> _Challenge_:
Select the lines that contain "name" and copy each of them.

Data listing:
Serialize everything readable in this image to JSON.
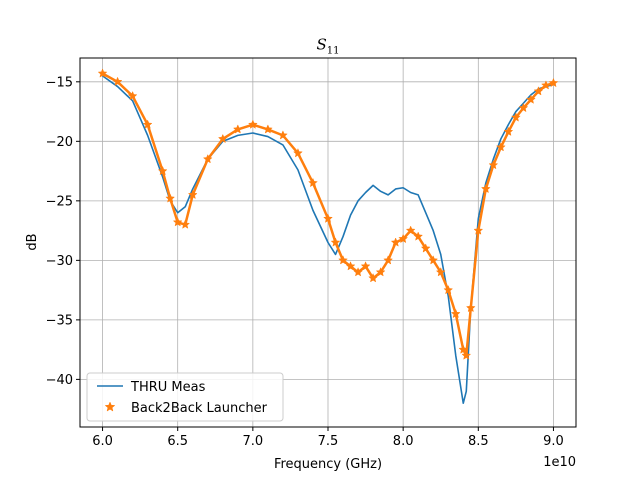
{
  "chart_data": {
    "type": "line",
    "title": "S11",
    "title_main": "S",
    "title_sub": "11",
    "xlabel": "Frequency (GHz)",
    "ylabel": "dB",
    "x_offset_text": "1e10",
    "xlim": [
      58500000000,
      91500000000
    ],
    "ylim": [
      -44,
      -13
    ],
    "xticks": [
      60000000000,
      65000000000,
      70000000000,
      75000000000,
      80000000000,
      85000000000,
      90000000000
    ],
    "xtick_labels": [
      "6.0",
      "6.5",
      "7.0",
      "7.5",
      "8.0",
      "8.5",
      "9.0"
    ],
    "yticks": [
      -40,
      -35,
      -30,
      -25,
      -20,
      -15
    ],
    "ytick_labels": [
      "−40",
      "−35",
      "−30",
      "−25",
      "−20",
      "−15"
    ],
    "grid": true,
    "legend_position": "lower-left",
    "series": [
      {
        "name": "THRU Meas",
        "color": "#1f77b4",
        "marker": "none",
        "x": [
          60000000000,
          61000000000,
          62000000000,
          63000000000,
          64000000000,
          64500000000,
          65000000000,
          65500000000,
          66000000000,
          67000000000,
          68000000000,
          69000000000,
          70000000000,
          71000000000,
          72000000000,
          73000000000,
          74000000000,
          75000000000,
          75500000000,
          76000000000,
          76500000000,
          77000000000,
          77500000000,
          78000000000,
          78500000000,
          79000000000,
          79500000000,
          80000000000,
          80500000000,
          81000000000,
          81500000000,
          82000000000,
          82500000000,
          83000000000,
          83500000000,
          84000000000,
          84200000000,
          84500000000,
          85000000000,
          85500000000,
          86000000000,
          86500000000,
          87000000000,
          87500000000,
          88000000000,
          88500000000,
          89000000000,
          89500000000,
          90000000000
        ],
        "y": [
          -14.5,
          -15.4,
          -16.6,
          -19.5,
          -23.0,
          -25.0,
          -26.0,
          -25.5,
          -24.0,
          -21.5,
          -20.0,
          -19.5,
          -19.3,
          -19.6,
          -20.3,
          -22.4,
          -25.8,
          -28.5,
          -29.5,
          -28.0,
          -26.2,
          -25.0,
          -24.3,
          -23.7,
          -24.2,
          -24.5,
          -24.0,
          -23.9,
          -24.3,
          -24.5,
          -26.0,
          -27.5,
          -29.5,
          -33.0,
          -38.0,
          -42.0,
          -41.0,
          -34.0,
          -26.5,
          -23.5,
          -21.5,
          -19.8,
          -18.6,
          -17.5,
          -16.8,
          -16.1,
          -15.6,
          -15.4,
          -15.2
        ]
      },
      {
        "name": "Back2Back Launcher",
        "color": "#ff7f0e",
        "marker": "star",
        "x": [
          60000000000,
          61000000000,
          62000000000,
          63000000000,
          64000000000,
          64500000000,
          65000000000,
          65500000000,
          66000000000,
          67000000000,
          68000000000,
          69000000000,
          70000000000,
          71000000000,
          72000000000,
          73000000000,
          74000000000,
          75000000000,
          75500000000,
          76000000000,
          76500000000,
          77000000000,
          77500000000,
          78000000000,
          78500000000,
          79000000000,
          79500000000,
          80000000000,
          80500000000,
          81000000000,
          81500000000,
          82000000000,
          82500000000,
          83000000000,
          83500000000,
          84000000000,
          84200000000,
          84500000000,
          85000000000,
          85500000000,
          86000000000,
          86500000000,
          87000000000,
          87500000000,
          88000000000,
          88500000000,
          89000000000,
          89500000000,
          90000000000
        ],
        "y": [
          -14.3,
          -15.0,
          -16.2,
          -18.6,
          -22.5,
          -24.8,
          -26.8,
          -27.0,
          -24.5,
          -21.5,
          -19.8,
          -19.0,
          -18.6,
          -19.0,
          -19.5,
          -21.0,
          -23.5,
          -26.5,
          -28.5,
          -30.0,
          -30.5,
          -31.0,
          -30.5,
          -31.5,
          -31.0,
          -30.0,
          -28.5,
          -28.2,
          -27.5,
          -28.0,
          -29.0,
          -30.0,
          -31.0,
          -32.5,
          -34.5,
          -37.5,
          -38.0,
          -34.0,
          -27.5,
          -24.0,
          -22.0,
          -20.5,
          -19.2,
          -18.0,
          -17.2,
          -16.5,
          -15.8,
          -15.3,
          -15.1
        ]
      }
    ]
  }
}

> _In response_:
        "name": "THRU Meas",
        "name": "Back2Back Launcher",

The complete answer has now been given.